>> Start MATERIAL PROVIDED
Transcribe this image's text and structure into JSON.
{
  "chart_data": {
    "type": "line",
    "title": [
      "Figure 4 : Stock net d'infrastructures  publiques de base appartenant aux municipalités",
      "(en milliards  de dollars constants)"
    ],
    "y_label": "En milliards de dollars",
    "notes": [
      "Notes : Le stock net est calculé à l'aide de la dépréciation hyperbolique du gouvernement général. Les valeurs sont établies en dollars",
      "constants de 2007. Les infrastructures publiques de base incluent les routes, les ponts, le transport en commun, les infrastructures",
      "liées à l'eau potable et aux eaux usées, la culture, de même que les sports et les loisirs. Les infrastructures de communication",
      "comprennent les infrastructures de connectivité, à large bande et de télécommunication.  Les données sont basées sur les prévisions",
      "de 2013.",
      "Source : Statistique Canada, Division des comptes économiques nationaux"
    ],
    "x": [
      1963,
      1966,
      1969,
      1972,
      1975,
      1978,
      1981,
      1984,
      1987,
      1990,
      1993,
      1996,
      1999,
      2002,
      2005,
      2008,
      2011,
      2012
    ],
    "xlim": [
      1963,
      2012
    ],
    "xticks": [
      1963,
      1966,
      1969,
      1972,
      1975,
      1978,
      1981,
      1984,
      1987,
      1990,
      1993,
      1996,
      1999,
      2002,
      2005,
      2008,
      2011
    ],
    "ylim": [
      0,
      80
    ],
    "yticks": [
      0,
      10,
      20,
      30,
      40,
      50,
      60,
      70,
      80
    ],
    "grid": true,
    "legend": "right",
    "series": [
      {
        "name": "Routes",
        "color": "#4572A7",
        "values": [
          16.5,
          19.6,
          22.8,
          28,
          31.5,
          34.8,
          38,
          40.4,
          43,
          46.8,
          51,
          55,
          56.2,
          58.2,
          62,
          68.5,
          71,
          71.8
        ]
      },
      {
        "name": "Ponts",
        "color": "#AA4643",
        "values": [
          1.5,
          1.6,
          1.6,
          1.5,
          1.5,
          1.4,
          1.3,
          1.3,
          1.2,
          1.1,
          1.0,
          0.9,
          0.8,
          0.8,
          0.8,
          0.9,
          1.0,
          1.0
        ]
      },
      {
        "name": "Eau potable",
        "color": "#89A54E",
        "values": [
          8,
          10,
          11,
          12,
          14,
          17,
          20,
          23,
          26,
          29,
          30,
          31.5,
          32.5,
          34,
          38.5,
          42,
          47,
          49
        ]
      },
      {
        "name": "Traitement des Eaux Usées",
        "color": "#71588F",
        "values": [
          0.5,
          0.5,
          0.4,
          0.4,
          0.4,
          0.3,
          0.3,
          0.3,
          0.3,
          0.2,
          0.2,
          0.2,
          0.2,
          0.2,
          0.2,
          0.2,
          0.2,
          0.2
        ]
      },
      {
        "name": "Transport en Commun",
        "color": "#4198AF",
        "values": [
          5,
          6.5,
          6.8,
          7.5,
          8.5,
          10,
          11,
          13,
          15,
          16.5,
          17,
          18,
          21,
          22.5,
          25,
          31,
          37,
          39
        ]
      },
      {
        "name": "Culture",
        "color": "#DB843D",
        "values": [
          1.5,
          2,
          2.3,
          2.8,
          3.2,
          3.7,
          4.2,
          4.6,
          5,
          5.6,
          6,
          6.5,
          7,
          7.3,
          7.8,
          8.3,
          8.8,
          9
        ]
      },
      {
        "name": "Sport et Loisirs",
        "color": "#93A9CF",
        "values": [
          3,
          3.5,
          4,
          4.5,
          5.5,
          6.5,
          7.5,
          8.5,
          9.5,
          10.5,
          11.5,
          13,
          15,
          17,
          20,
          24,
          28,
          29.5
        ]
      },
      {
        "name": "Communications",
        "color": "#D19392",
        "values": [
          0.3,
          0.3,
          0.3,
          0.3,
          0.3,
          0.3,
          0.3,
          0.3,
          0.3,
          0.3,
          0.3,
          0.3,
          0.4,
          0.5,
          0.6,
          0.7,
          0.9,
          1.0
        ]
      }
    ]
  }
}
>> End MATERIAL PROVIDED
[TASK TO CARRY OUT] Using the records above, copy each line that contains "sont".

[FINAL RESULT]
      "Notes : Le stock net est calculé à l'aide de la dépréciation hyperbolique du gouvernement général. Les valeurs sont établies en dollars",
      "comprennent les infrastructures de connectivité, à large bande et de télécommunication.  Les données sont basées sur les prévisions",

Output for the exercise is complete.